Retype each entry below exactly as it stands.
--- Start Records ---
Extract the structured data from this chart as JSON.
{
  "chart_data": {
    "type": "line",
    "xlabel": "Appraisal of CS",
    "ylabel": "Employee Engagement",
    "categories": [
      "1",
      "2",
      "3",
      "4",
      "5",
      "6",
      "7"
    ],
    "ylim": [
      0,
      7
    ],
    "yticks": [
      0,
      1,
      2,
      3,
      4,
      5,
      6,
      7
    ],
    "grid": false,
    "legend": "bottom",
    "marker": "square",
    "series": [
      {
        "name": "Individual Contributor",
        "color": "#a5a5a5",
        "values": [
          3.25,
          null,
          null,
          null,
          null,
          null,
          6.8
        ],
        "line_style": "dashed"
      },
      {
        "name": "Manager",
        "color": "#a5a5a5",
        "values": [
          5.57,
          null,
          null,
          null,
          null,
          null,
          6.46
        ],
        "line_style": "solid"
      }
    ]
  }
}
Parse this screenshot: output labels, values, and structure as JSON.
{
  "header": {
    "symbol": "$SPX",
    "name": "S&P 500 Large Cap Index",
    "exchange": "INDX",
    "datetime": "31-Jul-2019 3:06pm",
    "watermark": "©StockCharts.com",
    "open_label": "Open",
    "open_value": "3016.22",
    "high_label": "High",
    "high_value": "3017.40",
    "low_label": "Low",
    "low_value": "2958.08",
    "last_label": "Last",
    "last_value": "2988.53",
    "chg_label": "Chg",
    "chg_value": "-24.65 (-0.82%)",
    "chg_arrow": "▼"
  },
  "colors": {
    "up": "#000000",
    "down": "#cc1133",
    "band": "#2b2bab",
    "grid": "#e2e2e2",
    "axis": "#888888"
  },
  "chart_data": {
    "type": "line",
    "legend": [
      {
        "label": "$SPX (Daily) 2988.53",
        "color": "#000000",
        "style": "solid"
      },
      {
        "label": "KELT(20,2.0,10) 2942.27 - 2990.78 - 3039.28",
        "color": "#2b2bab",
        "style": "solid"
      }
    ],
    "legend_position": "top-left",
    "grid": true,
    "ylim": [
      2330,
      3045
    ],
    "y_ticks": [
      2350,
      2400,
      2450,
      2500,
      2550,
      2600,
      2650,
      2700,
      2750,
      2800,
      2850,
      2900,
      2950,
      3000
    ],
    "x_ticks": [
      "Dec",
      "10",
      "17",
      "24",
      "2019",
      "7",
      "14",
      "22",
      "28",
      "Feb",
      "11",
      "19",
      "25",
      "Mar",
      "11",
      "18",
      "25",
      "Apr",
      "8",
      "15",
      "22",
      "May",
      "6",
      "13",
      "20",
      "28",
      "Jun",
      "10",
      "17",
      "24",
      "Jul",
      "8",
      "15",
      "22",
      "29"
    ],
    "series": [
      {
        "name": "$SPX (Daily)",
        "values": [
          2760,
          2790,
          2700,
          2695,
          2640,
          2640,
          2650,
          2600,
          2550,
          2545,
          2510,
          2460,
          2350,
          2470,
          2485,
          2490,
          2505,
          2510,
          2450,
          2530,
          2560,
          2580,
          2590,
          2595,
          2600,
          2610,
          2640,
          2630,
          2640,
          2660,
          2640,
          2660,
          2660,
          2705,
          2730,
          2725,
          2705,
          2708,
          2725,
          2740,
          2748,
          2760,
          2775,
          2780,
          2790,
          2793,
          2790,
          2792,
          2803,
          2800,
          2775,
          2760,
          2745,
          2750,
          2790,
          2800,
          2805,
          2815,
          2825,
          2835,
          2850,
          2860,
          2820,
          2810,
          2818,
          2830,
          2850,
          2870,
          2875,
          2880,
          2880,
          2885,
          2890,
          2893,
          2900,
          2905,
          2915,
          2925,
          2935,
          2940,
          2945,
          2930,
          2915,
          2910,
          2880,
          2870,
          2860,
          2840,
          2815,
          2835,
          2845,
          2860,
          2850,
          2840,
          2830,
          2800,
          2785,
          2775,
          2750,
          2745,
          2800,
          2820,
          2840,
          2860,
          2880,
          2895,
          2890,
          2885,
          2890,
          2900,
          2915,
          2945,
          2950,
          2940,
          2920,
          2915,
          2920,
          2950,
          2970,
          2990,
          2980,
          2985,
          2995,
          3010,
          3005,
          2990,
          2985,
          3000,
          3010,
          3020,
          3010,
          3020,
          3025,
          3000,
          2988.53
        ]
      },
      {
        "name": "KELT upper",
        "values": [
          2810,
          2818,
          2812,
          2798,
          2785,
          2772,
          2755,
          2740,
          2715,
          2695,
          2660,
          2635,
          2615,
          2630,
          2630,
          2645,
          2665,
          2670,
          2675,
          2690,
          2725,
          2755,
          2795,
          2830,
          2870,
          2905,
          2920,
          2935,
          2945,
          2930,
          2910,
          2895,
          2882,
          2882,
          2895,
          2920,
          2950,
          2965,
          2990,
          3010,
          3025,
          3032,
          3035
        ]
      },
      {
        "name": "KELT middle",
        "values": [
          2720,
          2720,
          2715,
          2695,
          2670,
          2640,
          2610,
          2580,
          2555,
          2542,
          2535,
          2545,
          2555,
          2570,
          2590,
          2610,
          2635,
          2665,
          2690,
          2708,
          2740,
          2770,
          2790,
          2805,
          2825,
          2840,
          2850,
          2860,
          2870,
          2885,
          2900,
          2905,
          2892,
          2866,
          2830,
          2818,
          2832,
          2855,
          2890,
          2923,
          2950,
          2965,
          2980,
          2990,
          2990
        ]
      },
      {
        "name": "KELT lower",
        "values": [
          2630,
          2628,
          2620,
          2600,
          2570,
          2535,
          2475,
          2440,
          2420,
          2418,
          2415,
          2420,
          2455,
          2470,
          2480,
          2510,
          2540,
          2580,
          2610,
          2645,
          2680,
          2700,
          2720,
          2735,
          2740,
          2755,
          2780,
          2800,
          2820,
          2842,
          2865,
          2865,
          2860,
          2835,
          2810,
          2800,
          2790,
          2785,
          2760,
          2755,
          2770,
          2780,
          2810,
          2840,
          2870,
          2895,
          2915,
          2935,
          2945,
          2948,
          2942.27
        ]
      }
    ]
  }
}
--- End Records ---
Correct result:
Extract the structured data from this chart as JSON.
{
  "chart_data": {
    "type": "line",
    "xlabel": "Appraisal of CS",
    "ylabel": "Employee Engagement",
    "categories": [
      "1",
      "2",
      "3",
      "4",
      "5",
      "6",
      "7"
    ],
    "ylim": [
      0,
      7
    ],
    "yticks": [
      0,
      1,
      2,
      3,
      4,
      5,
      6,
      7
    ],
    "grid": false,
    "legend": "bottom",
    "marker": "square",
    "series": [
      {
        "name": "Individual Contributor",
        "color": "#a5a5a5",
        "values": [
          3.25,
          null,
          null,
          null,
          null,
          null,
          6.8
        ],
        "line_style": "dashed"
      },
      {
        "name": "Manager",
        "color": "#a5a5a5",
        "values": [
          5.57,
          null,
          null,
          null,
          null,
          null,
          6.46
        ],
        "line_style": "solid"
      }
    ]
  }
}
Parse this screenshot: output labels, values, and structure as JSON.
{
  "header": {
    "symbol": "$SPX",
    "name": "S&P 500 Large Cap Index",
    "exchange": "INDX",
    "datetime": "31-Jul-2019 3:06pm",
    "watermark": "©StockCharts.com",
    "open_label": "Open",
    "open_value": "3016.22",
    "high_label": "High",
    "high_value": "3017.40",
    "low_label": "Low",
    "low_value": "2958.08",
    "last_label": "Last",
    "last_value": "2988.53",
    "chg_label": "Chg",
    "chg_value": "-24.65 (-0.82%)",
    "chg_arrow": "▼"
  },
  "colors": {
    "up": "#000000",
    "down": "#cc1133",
    "band": "#2b2bab",
    "grid": "#e2e2e2",
    "axis": "#888888"
  },
  "chart_data": {
    "type": "line",
    "legend": [
      {
        "label": "$SPX (Daily) 2988.53",
        "color": "#000000",
        "style": "solid"
      },
      {
        "label": "KELT(20,2.0,10) 2942.27 - 2990.78 - 3039.28",
        "color": "#2b2bab",
        "style": "solid"
      }
    ],
    "legend_position": "top-left",
    "grid": true,
    "ylim": [
      2330,
      3045
    ],
    "y_ticks": [
      2350,
      2400,
      2450,
      2500,
      2550,
      2600,
      2650,
      2700,
      2750,
      2800,
      2850,
      2900,
      2950,
      3000
    ],
    "x_ticks": [
      "Dec",
      "10",
      "17",
      "24",
      "2019",
      "7",
      "14",
      "22",
      "28",
      "Feb",
      "11",
      "19",
      "25",
      "Mar",
      "11",
      "18",
      "25",
      "Apr",
      "8",
      "15",
      "22",
      "May",
      "6",
      "13",
      "20",
      "28",
      "Jun",
      "10",
      "17",
      "24",
      "Jul",
      "8",
      "15",
      "22",
      "29"
    ],
    "series": [
      {
        "name": "$SPX (Daily)",
        "values": [
          2760,
          2790,
          2700,
          2695,
          2640,
          2640,
          2650,
          2600,
          2550,
          2545,
          2510,
          2460,
          2350,
          2470,
          2485,
          2490,
          2505,
          2510,
          2450,
          2530,
          2560,
          2580,
          2590,
          2595,
          2600,
          2610,
          2640,
          2630,
          2640,
          2660,
          2640,
          2660,
          2660,
          2705,
          2730,
          2725,
          2705,
          2708,
          2725,
          2740,
          2748,
          2760,
          2775,
          2780,
          2790,
          2793,
          2790,
          2792,
          2803,
          2800,
          2775,
          2760,
          2745,
          2750,
          2790,
          2800,
          2805,
          2815,
          2825,
          2835,
          2850,
          2860,
          2820,
          2810,
          2818,
          2830,
          2850,
          2870,
          2875,
          2880,
          2880,
          2885,
          2890,
          2893,
          2900,
          2905,
          2915,
          2925,
          2935,
          2940,
          2945,
          2930,
          2915,
          2910,
          2880,
          2870,
          2860,
          2840,
          2815,
          2835,
          2845,
          2860,
          2850,
          2840,
          2830,
          2800,
          2785,
          2775,
          2750,
          2745,
          2800,
          2820,
          2840,
          2860,
          2880,
          2895,
          2890,
          2885,
          2890,
          2900,
          2915,
          2945,
          2950,
          2940,
          2920,
          2915,
          2920,
          2950,
          2970,
          2990,
          2980,
          2985,
          2995,
          3010,
          3005,
          2990,
          2985,
          3000,
          3010,
          3020,
          3010,
          3020,
          3025,
          3000,
          2988.53
        ]
      },
      {
        "name": "KELT upper",
        "values": [
          2810,
          2818,
          2812,
          2798,
          2785,
          2772,
          2755,
          2740,
          2715,
          2695,
          2660,
          2635,
          2615,
          2630,
          2630,
          2645,
          2665,
          2670,
          2675,
          2690,
          2725,
          2755,
          2795,
          2830,
          2870,
          2905,
          2920,
          2935,
          2945,
          2930,
          2910,
          2895,
          2882,
          2882,
          2895,
          2920,
          2950,
          2965,
          2990,
          3010,
          3025,
          3032,
          3035
        ]
      },
      {
        "name": "KELT middle",
        "values": [
          2720,
          2720,
          2715,
          2695,
          2670,
          2640,
          2610,
          2580,
          2555,
          2542,
          2535,
          2545,
          2555,
          2570,
          2590,
          2610,
          2635,
          2665,
          2690,
          2708,
          2740,
          2770,
          2790,
          2805,
          2825,
          2840,
          2850,
          2860,
          2870,
          2885,
          2900,
          2905,
          2892,
          2866,
          2830,
          2818,
          2832,
          2855,
          2890,
          2923,
          2950,
          2965,
          2980,
          2990,
          2990
        ]
      },
      {
        "name": "KELT lower",
        "values": [
          2630,
          2628,
          2620,
          2600,
          2570,
          2535,
          2475,
          2440,
          2420,
          2418,
          2415,
          2420,
          2455,
          2470,
          2480,
          2510,
          2540,
          2580,
          2610,
          2645,
          2680,
          2700,
          2720,
          2735,
          2740,
          2755,
          2780,
          2800,
          2820,
          2842,
          2865,
          2865,
          2860,
          2835,
          2810,
          2800,
          2790,
          2785,
          2760,
          2755,
          2770,
          2780,
          2810,
          2840,
          2870,
          2895,
          2915,
          2935,
          2945,
          2948,
          2942.27
        ]
      }
    ]
  }
}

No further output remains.